» **Task**
Using the entries below, return word for word the lines from the one containing "Extract all readable text from this page." up to and including the last.

» **Data records**
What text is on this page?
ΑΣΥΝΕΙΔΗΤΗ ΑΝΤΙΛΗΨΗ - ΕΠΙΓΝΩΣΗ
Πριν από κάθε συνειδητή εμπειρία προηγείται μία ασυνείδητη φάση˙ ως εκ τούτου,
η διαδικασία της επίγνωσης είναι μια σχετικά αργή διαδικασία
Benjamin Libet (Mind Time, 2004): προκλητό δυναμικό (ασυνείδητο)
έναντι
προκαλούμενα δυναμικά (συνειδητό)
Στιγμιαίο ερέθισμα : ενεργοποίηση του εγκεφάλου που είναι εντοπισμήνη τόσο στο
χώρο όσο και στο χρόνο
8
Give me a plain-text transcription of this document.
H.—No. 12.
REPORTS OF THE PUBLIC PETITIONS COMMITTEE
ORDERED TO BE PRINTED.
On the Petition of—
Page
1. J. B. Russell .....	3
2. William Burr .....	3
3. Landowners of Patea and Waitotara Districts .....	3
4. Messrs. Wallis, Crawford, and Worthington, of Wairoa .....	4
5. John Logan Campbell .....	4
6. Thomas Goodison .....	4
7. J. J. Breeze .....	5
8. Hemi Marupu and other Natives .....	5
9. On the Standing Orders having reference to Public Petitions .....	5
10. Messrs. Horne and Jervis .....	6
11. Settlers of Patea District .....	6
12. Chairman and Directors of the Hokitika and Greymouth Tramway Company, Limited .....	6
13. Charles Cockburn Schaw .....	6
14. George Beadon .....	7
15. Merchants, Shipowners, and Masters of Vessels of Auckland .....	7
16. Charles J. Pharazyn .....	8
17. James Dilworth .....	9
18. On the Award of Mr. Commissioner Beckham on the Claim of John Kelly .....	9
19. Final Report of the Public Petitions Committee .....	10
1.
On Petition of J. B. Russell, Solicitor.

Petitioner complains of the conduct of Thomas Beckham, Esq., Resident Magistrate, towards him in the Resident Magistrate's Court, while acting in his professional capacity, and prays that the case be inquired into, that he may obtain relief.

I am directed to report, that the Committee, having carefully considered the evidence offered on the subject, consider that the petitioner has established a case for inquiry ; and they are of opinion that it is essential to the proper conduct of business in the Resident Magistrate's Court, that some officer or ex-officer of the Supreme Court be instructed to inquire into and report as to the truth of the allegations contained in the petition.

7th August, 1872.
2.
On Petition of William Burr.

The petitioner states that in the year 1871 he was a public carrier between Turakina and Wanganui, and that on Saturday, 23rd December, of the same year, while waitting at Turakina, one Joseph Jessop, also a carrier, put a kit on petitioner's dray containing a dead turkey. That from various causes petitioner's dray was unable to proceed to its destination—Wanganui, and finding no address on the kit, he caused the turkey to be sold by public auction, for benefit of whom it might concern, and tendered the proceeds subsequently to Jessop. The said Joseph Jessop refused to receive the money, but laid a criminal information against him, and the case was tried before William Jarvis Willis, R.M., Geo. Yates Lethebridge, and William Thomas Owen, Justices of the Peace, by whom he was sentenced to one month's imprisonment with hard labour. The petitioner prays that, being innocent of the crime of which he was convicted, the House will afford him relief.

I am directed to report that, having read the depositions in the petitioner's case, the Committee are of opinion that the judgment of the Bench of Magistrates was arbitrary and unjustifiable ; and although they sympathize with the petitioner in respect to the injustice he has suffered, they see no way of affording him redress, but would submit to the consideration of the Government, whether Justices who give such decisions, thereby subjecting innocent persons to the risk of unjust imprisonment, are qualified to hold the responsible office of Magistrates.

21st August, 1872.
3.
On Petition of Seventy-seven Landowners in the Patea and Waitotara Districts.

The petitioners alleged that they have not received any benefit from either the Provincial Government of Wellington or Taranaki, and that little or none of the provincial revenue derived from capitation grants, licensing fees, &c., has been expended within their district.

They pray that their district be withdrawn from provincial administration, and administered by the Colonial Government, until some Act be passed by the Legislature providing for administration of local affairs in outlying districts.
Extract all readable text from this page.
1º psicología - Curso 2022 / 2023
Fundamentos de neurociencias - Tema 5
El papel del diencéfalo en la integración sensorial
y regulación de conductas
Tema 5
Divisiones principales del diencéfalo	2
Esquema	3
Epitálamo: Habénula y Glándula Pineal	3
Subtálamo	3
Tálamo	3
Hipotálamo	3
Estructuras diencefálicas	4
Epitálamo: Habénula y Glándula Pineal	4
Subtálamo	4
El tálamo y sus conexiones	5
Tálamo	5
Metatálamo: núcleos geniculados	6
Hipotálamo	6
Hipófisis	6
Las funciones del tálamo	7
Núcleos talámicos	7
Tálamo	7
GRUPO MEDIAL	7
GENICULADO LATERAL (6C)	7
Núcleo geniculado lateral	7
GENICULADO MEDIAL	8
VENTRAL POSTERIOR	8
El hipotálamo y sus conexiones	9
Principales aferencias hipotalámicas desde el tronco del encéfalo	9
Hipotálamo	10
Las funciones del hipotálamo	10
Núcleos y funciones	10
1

» **Task result**
Extract all readable text from this page.
1º psicología - Curso 2022 / 2023
Fundamentos de neurociencias - Tema 5
El papel del diencéfalo en la integración sensorial
y regulación de conductas
Tema 5
Divisiones principales del diencéfalo	2
Esquema	3
Epitálamo: Habénula y Glándula Pineal	3
Subtálamo	3
Tálamo	3
Hipotálamo	3
Estructuras diencefálicas	4
Epitálamo: Habénula y Glándula Pineal	4
Subtálamo	4
El tálamo y sus conexiones	5
Tálamo	5
Metatálamo: núcleos geniculados	6
Hipotálamo	6
Hipófisis	6
Las funciones del tálamo	7
Núcleos talámicos	7
Tálamo	7
GRUPO MEDIAL	7
GENICULADO LATERAL (6C)	7
Núcleo geniculado lateral	7
GENICULADO MEDIAL	8
VENTRAL POSTERIOR	8
El hipotálamo y sus conexiones	9
Principales aferencias hipotalámicas desde el tronco del encéfalo	9
Hipotálamo	10
Las funciones del hipotálamo	10
Núcleos y funciones	10
1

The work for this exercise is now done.